_Task brief_
Each line that includes the string "случае" counts once; give the total and nothing else.

_Dataset entries_
━━━━

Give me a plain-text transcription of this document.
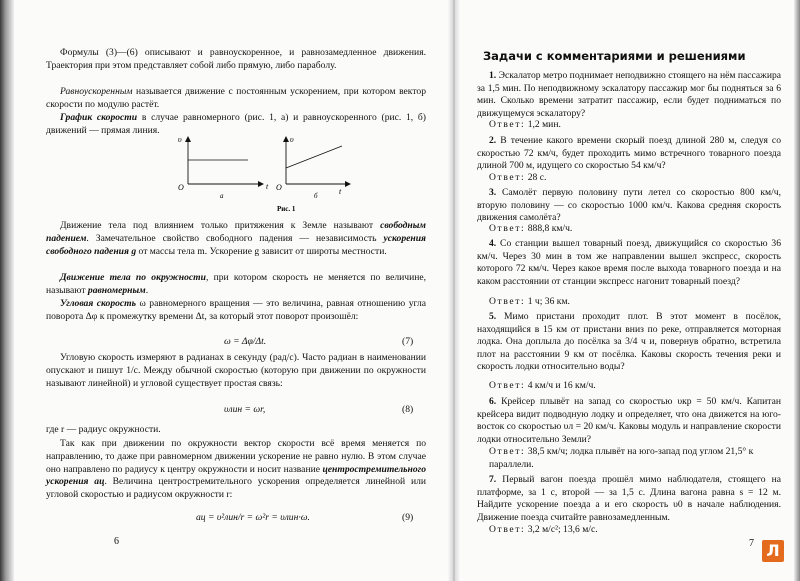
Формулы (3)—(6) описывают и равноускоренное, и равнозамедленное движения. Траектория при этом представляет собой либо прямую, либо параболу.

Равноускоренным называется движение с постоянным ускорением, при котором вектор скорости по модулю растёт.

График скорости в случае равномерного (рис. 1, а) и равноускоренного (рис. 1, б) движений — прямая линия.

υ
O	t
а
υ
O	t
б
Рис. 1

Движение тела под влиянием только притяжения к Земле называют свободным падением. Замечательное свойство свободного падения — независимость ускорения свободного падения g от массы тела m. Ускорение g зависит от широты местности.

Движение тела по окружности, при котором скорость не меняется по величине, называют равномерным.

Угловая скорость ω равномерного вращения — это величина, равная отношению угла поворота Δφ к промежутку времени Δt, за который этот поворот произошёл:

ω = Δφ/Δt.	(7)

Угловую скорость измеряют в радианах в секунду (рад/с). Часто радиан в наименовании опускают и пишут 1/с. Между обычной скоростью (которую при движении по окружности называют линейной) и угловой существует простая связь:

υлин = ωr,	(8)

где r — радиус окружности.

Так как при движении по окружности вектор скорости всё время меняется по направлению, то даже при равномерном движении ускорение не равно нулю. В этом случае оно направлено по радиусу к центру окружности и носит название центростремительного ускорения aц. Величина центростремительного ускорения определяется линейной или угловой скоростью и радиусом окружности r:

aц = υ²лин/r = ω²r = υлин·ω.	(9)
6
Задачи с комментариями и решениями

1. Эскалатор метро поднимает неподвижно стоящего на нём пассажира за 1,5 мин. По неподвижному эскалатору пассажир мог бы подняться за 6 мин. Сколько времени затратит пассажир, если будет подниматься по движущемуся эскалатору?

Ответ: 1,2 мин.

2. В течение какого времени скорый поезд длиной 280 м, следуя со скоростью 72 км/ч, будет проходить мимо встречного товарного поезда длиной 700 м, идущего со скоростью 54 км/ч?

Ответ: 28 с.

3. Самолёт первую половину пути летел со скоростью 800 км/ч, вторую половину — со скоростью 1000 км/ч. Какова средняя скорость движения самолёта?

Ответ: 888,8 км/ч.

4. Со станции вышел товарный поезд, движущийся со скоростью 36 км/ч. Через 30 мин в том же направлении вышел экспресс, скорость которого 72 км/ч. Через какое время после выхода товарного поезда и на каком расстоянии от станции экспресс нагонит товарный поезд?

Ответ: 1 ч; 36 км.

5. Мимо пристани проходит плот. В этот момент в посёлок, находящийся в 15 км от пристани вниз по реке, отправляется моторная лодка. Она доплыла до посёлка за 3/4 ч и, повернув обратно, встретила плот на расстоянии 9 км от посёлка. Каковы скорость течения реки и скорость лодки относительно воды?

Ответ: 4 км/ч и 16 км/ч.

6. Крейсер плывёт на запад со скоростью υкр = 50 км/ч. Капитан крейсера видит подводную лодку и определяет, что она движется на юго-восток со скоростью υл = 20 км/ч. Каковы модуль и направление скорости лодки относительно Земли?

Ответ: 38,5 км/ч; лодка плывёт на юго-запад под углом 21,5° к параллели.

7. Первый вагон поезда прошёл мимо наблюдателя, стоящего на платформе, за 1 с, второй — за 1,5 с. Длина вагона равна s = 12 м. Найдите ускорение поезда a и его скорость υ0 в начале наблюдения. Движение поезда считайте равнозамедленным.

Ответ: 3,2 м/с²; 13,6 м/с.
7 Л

━━━━

_Expected answer_
2